A block of data:
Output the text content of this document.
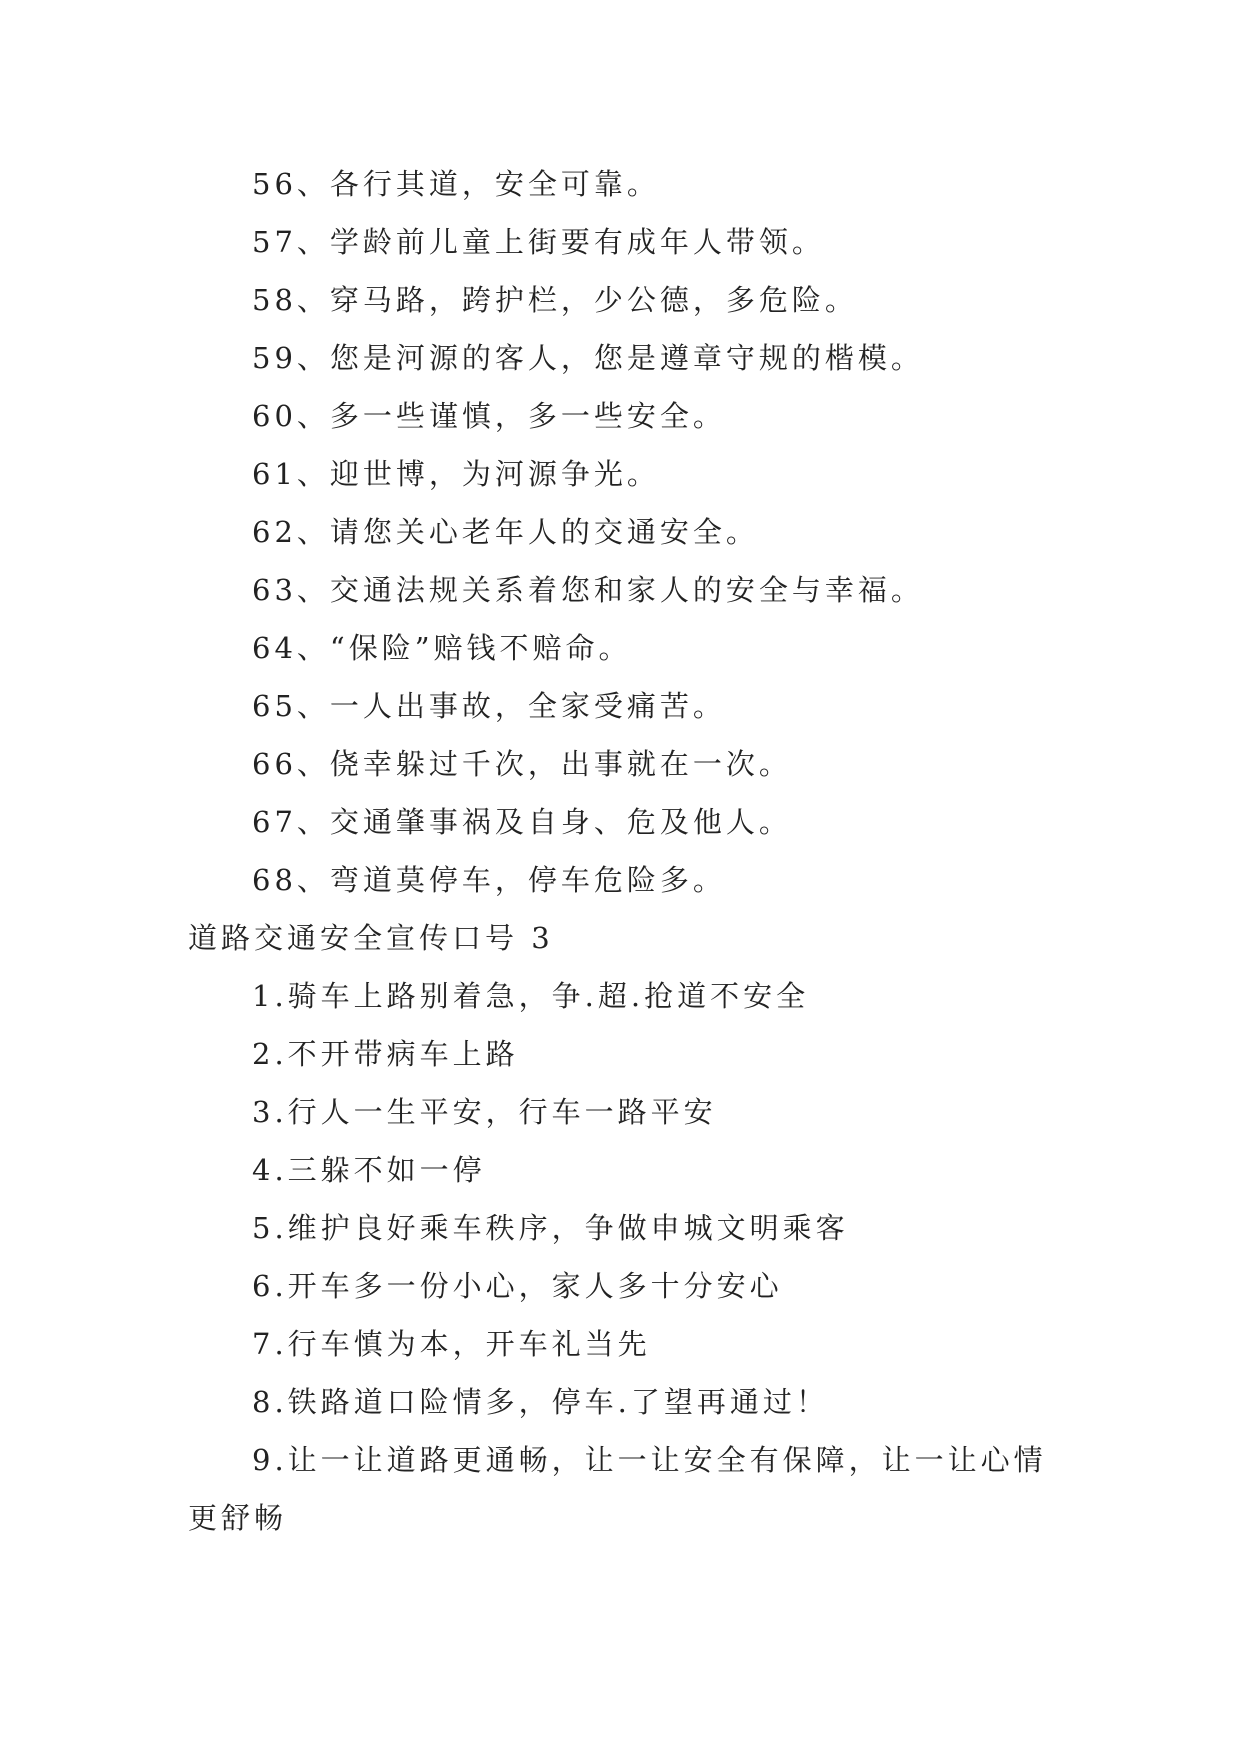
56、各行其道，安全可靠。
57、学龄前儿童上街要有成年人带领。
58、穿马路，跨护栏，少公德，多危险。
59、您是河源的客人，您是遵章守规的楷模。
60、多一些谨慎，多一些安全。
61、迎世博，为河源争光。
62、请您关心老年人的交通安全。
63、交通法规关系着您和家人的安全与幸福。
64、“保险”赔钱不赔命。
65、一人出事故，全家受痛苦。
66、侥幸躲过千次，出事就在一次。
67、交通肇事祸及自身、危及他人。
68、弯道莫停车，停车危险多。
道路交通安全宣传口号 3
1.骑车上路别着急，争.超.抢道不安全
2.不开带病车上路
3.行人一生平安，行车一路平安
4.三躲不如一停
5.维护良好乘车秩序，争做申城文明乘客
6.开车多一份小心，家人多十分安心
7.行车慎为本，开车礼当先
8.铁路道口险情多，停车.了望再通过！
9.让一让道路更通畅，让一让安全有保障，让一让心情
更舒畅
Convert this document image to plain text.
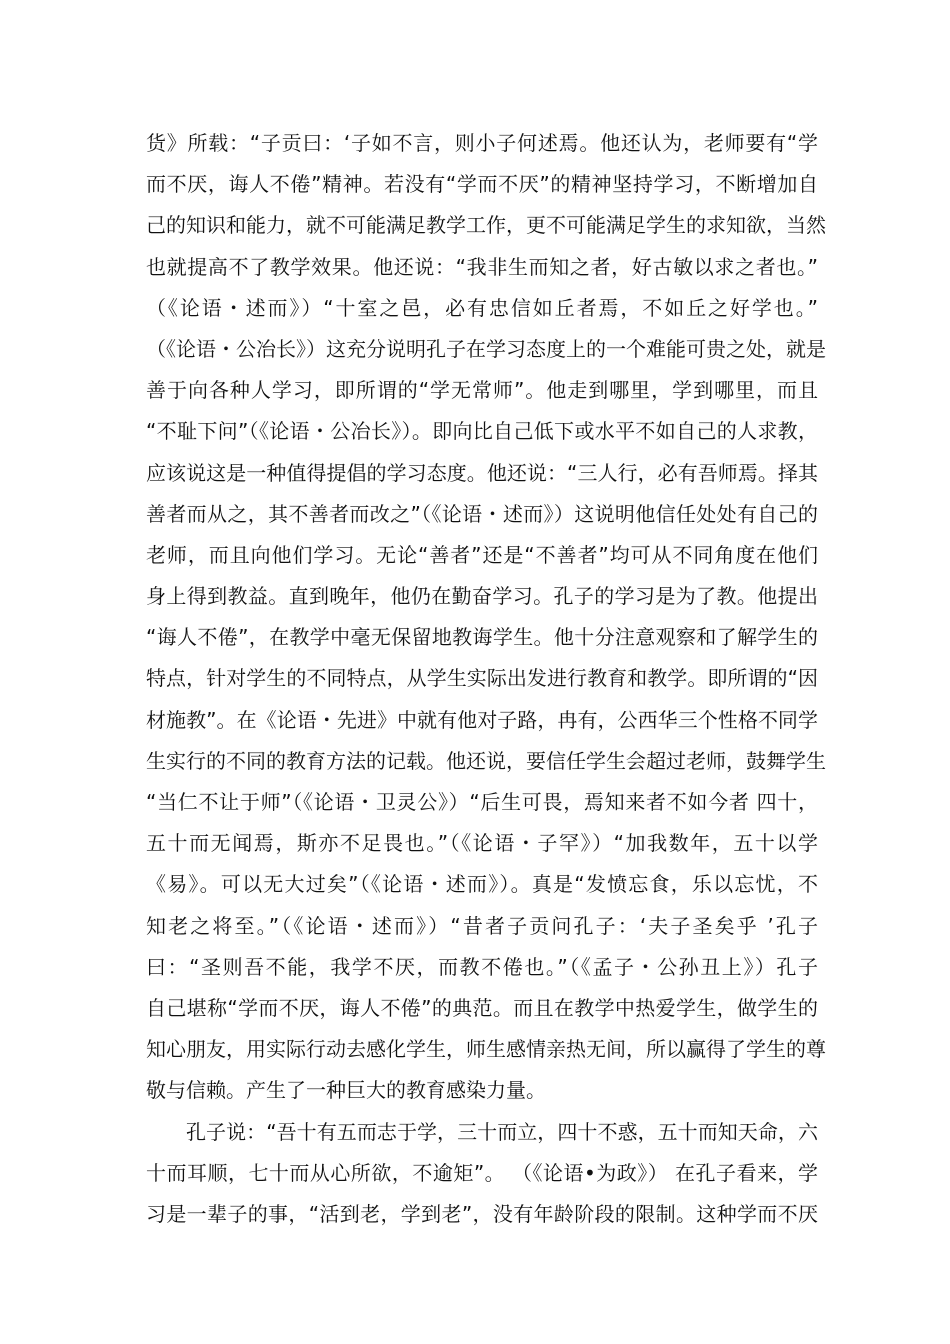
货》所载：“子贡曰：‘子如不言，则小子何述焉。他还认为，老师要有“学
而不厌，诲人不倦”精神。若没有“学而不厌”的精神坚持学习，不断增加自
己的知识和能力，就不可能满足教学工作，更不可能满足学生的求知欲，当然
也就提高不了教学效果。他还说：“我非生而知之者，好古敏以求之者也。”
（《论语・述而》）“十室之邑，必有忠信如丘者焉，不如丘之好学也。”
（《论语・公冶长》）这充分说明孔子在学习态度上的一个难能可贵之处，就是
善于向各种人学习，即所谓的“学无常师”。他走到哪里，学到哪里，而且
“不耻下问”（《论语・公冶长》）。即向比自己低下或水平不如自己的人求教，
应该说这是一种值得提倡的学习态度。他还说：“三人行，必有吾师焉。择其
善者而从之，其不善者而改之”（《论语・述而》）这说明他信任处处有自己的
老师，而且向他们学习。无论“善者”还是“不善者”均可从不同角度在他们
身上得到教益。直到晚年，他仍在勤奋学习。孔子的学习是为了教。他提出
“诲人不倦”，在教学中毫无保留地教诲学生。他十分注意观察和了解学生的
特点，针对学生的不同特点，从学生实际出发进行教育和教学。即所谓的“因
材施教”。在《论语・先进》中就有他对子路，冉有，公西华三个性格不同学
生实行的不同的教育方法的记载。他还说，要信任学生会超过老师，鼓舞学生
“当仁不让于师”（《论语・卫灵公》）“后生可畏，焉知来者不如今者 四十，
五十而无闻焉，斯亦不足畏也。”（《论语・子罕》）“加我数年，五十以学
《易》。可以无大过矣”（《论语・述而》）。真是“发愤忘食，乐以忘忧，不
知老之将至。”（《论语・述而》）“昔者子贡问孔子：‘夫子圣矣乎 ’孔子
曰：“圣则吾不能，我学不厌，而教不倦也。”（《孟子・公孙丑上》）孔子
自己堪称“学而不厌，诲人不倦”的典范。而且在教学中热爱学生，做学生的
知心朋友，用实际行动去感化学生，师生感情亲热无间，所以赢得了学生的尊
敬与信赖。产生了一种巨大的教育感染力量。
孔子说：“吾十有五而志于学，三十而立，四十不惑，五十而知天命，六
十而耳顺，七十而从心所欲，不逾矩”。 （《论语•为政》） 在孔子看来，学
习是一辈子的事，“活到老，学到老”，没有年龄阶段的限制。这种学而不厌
* * *
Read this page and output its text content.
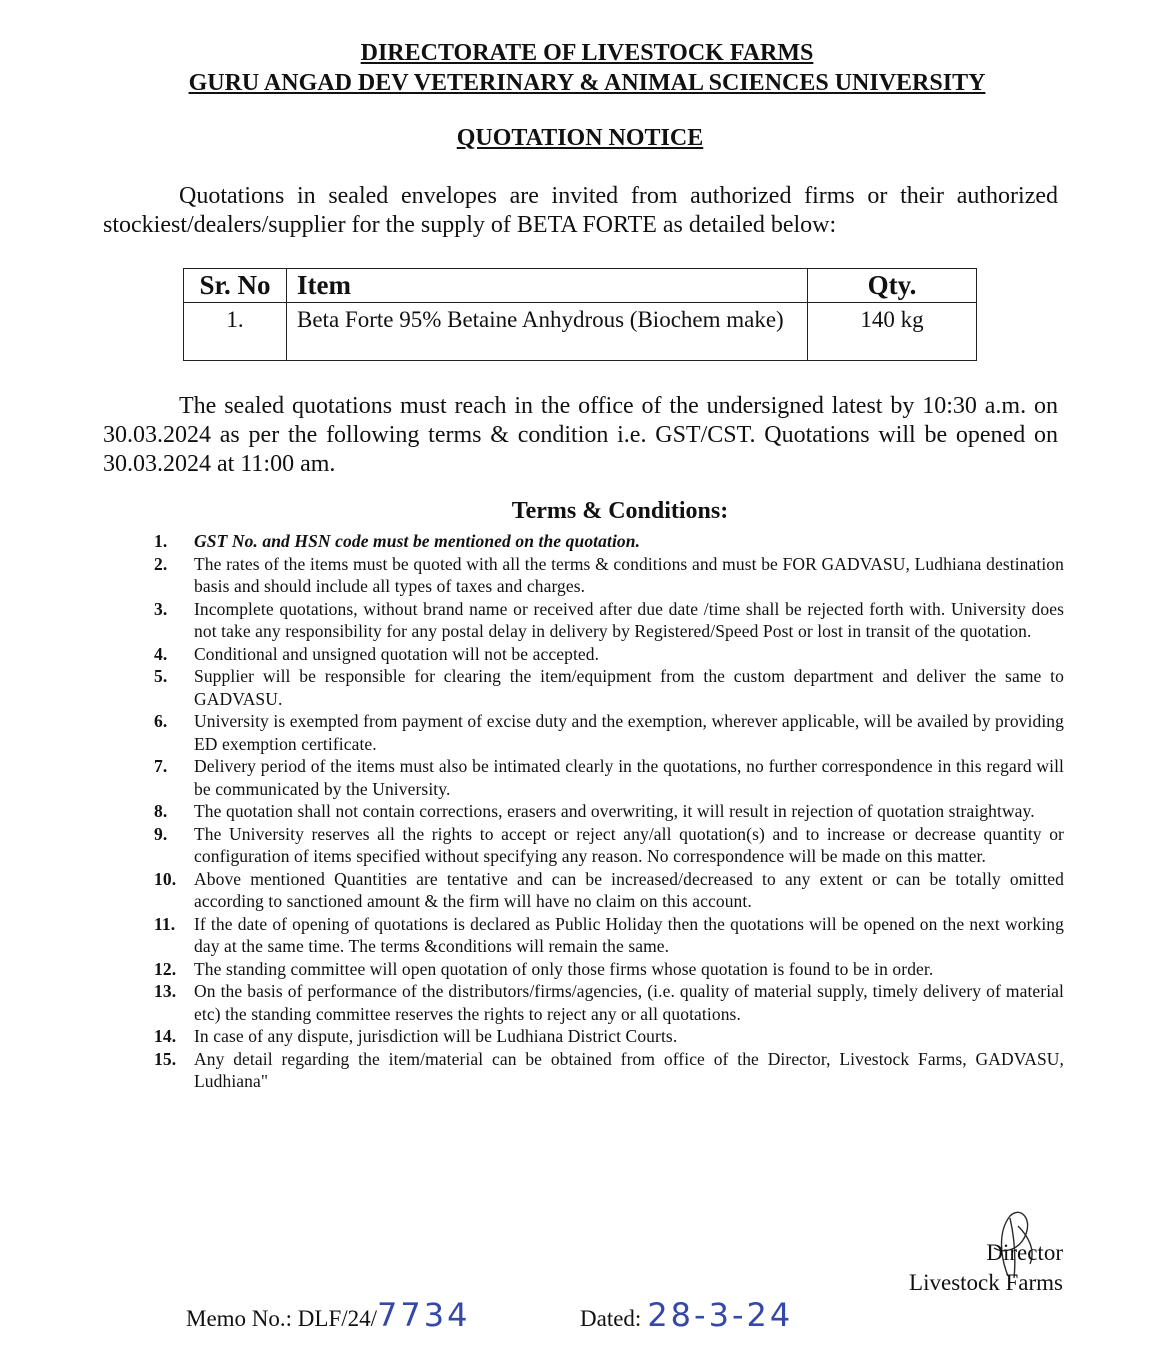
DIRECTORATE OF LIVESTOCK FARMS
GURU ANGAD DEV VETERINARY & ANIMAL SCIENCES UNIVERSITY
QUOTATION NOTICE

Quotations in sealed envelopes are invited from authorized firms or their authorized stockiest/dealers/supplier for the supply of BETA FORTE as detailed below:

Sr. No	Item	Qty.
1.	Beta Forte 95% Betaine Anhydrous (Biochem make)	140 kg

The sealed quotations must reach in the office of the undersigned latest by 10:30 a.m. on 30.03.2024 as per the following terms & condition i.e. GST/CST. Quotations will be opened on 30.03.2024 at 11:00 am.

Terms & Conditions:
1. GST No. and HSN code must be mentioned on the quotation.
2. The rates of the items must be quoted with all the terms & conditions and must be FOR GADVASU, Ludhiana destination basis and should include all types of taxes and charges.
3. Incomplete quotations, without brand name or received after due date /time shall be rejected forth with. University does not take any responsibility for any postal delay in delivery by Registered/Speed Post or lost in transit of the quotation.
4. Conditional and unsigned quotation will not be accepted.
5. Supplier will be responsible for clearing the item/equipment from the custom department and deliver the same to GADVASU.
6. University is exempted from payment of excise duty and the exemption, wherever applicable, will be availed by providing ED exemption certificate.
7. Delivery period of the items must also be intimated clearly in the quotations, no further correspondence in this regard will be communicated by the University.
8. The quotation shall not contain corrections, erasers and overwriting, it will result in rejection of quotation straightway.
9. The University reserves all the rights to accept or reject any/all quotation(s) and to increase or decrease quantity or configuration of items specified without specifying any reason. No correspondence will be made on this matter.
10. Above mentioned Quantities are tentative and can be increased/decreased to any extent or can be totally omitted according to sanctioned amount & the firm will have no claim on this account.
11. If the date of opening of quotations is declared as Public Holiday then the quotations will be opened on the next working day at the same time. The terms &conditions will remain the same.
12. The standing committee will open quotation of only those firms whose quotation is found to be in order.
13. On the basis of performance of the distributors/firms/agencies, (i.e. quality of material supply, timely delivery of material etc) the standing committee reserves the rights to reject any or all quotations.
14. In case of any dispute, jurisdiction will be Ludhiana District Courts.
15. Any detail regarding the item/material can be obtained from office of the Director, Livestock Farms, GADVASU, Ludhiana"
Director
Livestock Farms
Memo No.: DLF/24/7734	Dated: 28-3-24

**WHAT YOU ARE ASKED TO DO:** In the records above, find the lines containing "shall" and copy them.

**TASK RESULT:**
3. Incomplete quotations, without brand name or received after due date /time shall be rejected forth with. University does not take any responsibility for any postal delay in delivery by Registered/Speed Post or lost in transit of the quotation.
8. The quotation shall not contain corrections, erasers and overwriting, it will result in rejection of quotation straightway.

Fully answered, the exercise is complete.